### Task objective
Recast the records as a Markdown table with the columns "Row" and "Line", starting at the first line and ending at the line that contains "- table-row: [21, 291, 881, 321]", both included. Number each line in order and leave out any blank lines.
↓↓↓
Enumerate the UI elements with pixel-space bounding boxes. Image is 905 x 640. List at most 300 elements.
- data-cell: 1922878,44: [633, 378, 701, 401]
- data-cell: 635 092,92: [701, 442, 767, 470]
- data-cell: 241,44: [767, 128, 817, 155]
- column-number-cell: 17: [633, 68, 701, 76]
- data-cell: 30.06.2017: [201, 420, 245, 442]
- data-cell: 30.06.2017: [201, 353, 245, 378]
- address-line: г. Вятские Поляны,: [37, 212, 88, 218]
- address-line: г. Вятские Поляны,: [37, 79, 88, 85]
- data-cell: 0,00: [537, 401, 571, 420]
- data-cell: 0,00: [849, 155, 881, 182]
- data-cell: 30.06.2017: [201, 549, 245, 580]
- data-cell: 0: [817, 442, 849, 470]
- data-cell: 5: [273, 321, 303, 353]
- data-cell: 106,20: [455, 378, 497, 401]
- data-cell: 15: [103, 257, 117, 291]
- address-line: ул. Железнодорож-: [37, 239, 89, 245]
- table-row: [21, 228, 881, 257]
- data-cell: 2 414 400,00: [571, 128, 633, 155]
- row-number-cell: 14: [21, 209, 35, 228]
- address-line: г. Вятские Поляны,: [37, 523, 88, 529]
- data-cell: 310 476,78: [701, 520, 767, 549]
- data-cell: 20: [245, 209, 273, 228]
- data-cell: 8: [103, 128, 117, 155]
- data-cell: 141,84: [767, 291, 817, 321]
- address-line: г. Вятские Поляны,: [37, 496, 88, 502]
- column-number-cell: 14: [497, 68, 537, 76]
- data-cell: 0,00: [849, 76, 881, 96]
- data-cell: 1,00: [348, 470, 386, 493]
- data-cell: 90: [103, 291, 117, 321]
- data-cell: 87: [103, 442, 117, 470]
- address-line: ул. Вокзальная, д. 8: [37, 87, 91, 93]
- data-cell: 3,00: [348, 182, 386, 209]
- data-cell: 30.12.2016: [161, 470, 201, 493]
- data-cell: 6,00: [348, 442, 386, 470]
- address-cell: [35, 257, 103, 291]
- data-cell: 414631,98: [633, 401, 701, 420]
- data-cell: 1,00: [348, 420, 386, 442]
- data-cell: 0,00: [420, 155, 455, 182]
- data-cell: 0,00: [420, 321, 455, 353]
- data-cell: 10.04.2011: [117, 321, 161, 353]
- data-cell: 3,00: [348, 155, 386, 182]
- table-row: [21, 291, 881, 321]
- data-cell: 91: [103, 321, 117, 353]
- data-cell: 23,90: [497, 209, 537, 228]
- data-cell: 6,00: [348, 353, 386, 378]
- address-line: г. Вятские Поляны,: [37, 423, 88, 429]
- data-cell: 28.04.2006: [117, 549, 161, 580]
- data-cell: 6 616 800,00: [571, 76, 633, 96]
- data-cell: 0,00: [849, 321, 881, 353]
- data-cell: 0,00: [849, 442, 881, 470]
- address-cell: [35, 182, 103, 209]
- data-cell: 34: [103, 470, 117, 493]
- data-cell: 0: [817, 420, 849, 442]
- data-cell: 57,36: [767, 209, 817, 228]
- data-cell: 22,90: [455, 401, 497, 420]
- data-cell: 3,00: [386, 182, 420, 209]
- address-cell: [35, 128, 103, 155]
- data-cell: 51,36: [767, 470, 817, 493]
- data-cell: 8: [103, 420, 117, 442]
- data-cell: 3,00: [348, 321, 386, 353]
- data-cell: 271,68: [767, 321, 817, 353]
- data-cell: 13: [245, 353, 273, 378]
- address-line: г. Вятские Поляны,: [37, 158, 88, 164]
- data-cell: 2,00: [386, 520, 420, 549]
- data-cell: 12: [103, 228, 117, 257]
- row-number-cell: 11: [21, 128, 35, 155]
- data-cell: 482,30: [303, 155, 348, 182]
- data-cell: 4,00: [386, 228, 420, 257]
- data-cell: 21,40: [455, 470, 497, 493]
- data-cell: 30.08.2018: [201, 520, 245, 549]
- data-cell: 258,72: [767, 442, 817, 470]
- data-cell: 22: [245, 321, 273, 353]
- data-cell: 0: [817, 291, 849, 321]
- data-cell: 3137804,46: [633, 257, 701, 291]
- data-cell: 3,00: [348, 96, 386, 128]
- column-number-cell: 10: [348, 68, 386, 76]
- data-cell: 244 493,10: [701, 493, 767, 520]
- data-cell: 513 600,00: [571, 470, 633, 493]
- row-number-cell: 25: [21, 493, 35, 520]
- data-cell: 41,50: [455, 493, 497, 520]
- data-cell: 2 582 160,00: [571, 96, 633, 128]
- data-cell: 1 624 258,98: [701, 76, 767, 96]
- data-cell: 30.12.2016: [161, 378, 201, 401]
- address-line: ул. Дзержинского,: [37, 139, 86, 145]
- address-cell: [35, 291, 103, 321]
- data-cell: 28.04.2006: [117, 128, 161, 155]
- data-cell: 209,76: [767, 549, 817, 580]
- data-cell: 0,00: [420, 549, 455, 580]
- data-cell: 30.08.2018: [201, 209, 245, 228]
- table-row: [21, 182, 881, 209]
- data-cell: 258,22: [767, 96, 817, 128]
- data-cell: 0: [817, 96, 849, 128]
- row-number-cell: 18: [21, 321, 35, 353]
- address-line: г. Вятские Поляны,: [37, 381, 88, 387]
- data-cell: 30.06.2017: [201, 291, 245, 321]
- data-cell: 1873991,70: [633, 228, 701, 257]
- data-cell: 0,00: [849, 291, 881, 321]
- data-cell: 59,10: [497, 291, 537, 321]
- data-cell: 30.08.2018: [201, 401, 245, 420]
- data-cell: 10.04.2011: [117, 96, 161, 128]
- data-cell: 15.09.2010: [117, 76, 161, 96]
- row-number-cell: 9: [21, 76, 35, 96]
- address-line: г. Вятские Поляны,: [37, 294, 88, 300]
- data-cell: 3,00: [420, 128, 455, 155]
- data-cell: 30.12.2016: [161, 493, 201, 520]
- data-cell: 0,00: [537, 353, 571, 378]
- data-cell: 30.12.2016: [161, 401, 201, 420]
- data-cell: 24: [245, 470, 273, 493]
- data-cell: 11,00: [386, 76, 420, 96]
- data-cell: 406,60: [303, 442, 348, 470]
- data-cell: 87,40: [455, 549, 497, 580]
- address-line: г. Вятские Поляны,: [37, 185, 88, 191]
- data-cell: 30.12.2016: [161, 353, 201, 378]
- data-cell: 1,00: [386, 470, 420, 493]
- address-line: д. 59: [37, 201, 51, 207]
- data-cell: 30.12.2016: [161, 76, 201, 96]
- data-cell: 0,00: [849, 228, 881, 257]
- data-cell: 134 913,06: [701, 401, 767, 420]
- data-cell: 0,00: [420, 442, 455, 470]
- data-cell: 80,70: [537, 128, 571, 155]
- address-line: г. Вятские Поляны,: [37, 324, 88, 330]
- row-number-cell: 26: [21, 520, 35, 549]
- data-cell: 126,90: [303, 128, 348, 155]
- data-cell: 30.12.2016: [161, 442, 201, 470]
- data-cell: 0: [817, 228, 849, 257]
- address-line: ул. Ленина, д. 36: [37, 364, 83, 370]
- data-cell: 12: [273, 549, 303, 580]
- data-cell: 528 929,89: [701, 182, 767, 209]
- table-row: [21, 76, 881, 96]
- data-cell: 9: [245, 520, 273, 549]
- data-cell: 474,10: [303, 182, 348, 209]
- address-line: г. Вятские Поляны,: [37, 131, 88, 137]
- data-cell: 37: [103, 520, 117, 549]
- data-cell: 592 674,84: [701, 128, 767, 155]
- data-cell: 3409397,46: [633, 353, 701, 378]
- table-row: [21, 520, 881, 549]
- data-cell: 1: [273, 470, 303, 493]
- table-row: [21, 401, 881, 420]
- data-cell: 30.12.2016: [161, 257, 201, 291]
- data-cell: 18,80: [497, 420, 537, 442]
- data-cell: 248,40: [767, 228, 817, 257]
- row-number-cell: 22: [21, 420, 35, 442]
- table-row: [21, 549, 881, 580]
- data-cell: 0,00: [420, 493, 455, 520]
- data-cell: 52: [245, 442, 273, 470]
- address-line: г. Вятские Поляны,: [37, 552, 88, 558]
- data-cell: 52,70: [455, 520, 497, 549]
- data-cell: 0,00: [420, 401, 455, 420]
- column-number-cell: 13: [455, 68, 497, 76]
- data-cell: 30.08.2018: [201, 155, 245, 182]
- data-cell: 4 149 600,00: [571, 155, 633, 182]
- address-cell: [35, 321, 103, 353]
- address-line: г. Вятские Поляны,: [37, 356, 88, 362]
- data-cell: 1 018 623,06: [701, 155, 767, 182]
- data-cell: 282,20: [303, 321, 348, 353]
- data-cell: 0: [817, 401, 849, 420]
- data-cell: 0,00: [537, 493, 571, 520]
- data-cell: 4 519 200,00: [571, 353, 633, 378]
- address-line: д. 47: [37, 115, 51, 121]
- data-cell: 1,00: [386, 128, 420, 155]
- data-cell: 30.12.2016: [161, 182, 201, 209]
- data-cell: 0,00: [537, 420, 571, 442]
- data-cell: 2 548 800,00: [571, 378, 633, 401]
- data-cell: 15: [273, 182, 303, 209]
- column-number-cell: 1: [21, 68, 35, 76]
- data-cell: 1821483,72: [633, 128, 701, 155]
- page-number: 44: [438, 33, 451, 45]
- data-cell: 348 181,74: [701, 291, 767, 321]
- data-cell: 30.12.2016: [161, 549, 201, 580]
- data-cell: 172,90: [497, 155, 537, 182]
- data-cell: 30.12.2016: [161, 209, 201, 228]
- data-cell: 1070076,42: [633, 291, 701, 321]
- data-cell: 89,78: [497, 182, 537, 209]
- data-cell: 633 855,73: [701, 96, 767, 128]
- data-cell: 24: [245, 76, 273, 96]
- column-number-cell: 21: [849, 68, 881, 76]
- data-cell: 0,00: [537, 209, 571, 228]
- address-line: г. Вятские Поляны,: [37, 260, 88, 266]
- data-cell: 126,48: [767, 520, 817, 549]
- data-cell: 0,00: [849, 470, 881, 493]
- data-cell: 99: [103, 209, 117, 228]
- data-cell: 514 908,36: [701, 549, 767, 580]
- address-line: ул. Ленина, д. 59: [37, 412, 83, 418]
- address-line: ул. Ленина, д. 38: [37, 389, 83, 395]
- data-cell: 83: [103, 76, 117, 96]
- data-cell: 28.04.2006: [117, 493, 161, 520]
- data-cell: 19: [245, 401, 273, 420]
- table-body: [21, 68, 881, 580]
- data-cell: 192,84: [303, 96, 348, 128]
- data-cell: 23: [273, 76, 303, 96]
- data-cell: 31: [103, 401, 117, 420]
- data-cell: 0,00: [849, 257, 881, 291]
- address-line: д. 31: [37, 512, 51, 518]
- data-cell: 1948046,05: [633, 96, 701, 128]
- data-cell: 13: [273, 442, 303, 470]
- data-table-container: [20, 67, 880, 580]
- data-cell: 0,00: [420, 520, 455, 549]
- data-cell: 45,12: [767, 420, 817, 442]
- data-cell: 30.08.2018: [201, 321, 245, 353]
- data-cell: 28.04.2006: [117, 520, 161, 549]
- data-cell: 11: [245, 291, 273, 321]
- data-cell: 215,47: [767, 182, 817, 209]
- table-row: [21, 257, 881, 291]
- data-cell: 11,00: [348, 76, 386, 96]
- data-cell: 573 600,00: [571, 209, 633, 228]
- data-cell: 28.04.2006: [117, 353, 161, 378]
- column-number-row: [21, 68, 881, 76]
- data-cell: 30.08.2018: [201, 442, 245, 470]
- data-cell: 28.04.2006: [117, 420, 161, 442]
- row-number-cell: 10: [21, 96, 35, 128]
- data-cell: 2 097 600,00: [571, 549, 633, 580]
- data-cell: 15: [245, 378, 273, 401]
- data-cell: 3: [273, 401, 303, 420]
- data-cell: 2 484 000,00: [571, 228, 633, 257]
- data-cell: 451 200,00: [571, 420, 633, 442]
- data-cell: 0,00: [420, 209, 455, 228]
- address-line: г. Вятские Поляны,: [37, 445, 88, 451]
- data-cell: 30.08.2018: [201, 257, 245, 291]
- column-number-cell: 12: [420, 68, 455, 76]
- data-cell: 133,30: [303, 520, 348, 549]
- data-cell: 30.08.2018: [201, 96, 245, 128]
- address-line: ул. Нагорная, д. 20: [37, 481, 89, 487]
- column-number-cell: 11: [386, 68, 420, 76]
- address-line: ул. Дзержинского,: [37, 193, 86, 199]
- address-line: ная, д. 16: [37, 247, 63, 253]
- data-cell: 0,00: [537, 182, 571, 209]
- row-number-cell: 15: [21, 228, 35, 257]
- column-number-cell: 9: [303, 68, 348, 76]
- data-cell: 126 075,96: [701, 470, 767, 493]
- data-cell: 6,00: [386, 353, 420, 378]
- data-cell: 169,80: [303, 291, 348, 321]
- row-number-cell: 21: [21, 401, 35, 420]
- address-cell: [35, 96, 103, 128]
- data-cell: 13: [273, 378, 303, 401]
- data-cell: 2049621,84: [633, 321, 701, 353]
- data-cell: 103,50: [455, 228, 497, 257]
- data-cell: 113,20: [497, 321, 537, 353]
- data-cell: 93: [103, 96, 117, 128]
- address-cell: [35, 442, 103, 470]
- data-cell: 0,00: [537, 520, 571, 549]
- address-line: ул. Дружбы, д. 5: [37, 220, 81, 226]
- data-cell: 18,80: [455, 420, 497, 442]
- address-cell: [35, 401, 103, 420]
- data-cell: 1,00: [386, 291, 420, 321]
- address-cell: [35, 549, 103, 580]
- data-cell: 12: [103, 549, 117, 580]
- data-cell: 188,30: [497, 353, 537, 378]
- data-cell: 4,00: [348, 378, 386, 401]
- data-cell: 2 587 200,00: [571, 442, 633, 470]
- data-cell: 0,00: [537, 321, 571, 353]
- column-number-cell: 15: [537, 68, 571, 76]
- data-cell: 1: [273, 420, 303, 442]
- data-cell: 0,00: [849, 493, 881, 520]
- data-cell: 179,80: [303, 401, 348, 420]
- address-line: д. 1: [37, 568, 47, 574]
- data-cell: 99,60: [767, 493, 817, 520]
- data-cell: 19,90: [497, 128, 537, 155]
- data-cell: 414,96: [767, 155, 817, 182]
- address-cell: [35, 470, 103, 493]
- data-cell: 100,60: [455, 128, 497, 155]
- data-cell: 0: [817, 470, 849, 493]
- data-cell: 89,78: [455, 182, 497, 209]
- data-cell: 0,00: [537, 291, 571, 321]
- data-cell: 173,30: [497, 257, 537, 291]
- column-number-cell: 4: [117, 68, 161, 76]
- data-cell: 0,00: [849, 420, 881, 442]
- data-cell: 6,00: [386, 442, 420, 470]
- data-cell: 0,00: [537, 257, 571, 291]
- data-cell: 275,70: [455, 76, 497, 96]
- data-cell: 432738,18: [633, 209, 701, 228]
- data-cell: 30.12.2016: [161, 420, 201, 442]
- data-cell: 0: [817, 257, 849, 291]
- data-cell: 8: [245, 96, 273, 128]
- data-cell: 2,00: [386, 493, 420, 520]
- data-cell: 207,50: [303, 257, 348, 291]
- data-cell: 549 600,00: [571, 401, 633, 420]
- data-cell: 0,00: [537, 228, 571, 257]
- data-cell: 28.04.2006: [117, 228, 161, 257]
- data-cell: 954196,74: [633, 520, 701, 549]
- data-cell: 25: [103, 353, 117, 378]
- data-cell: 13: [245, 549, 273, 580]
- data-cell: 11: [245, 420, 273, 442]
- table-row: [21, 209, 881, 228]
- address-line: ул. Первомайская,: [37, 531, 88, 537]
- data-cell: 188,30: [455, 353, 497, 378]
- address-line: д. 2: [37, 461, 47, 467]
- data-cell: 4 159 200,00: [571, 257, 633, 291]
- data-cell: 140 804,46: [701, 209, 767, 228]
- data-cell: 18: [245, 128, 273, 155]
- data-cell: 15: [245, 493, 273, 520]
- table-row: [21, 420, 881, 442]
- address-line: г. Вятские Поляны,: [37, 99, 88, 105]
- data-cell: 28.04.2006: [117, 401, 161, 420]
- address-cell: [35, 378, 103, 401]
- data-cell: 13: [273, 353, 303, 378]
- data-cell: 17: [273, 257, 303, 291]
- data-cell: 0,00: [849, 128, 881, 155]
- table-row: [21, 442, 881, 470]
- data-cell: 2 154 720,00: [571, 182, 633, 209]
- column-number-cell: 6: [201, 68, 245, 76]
↑↑↑
### The result
| Row | Line |
|---|---|
| 1 | Enumerate the UI elements with pixel-space bounding boxes. Image is 905 x 640. List at most 300 elements. |
| 2 | - data-cell: 1922878,44: [633, 378, 701, 401] |
| 3 | - data-cell: 635 092,92: [701, 442, 767, 470] |
| 4 | - data-cell: 241,44: [767, 128, 817, 155] |
| 5 | - column-number-cell: 17: [633, 68, 701, 76] |
| 6 | - data-cell: 30.06.2017: [201, 420, 245, 442] |
| 7 | - data-cell: 30.06.2017: [201, 353, 245, 378] |
| 8 | - address-line: г. Вятские Поляны,: [37, 212, 88, 218] |
| 9 | - address-line: г. Вятские Поляны,: [37, 79, 88, 85] |
| 10 | - data-cell: 0,00: [537, 401, 571, 420] |
| 11 | - data-cell: 0,00: [849, 155, 881, 182] |
| 12 | - data-cell: 30.06.2017: [201, 549, 245, 580] |
| 13 | - data-cell: 0: [817, 442, 849, 470] |
| 14 | - data-cell: 5: [273, 321, 303, 353] |
| 15 | - data-cell: 106,20: [455, 378, 497, 401] |
| 16 | - data-cell: 15: [103, 257, 117, 291] |
| 17 | - address-line: ул. Железнодорож-: [37, 239, 89, 245] |
| 18 | - table-row: [21, 228, 881, 257] |
| 19 | - data-cell: 2 414 400,00: [571, 128, 633, 155] |
| 20 | - row-number-cell: 14: [21, 209, 35, 228] |
| 21 | - address-line: г. Вятские Поляны,: [37, 523, 88, 529] |
| 22 | - data-cell: 310 476,78: [701, 520, 767, 549] |
| 23 | - data-cell: 20: [245, 209, 273, 228] |
| 24 | - data-cell: 8: [103, 128, 117, 155] |
| 25 | - data-cell: 141,84: [767, 291, 817, 321] |
| 26 | - address-line: г. Вятские Поляны,: [37, 496, 88, 502] |
| 27 | - column-number-cell: 14: [497, 68, 537, 76] |
| 28 | - data-cell: 0,00: [849, 76, 881, 96] |
| 29 | - data-cell: 1,00: [348, 470, 386, 493] |
| 30 | - data-cell: 90: [103, 291, 117, 321] |
| 31 | - data-cell: 87: [103, 442, 117, 470] |
| 32 | - address-line: ул. Вокзальная, д. 8: [37, 87, 91, 93] |
| 33 | - data-cell: 3,00: [348, 182, 386, 209] |
| 34 | - data-cell: 30.12.2016: [161, 470, 201, 493] |
| 35 | - data-cell: 6,00: [348, 442, 386, 470] |
| 36 | - address-cell: [35, 257, 103, 291] |
| 37 | - data-cell: 414631,98: [633, 401, 701, 420] |
| 38 | - data-cell: 1,00: [348, 420, 386, 442] |
| 39 | - data-cell: 0,00: [420, 155, 455, 182] |
| 40 | - data-cell: 0,00: [420, 321, 455, 353] |
| 41 | - data-cell: 10.04.2011: [117, 321, 161, 353] |
| 42 | - data-cell: 3,00: [348, 155, 386, 182] |
| 43 | - table-row: [21, 291, 881, 321] |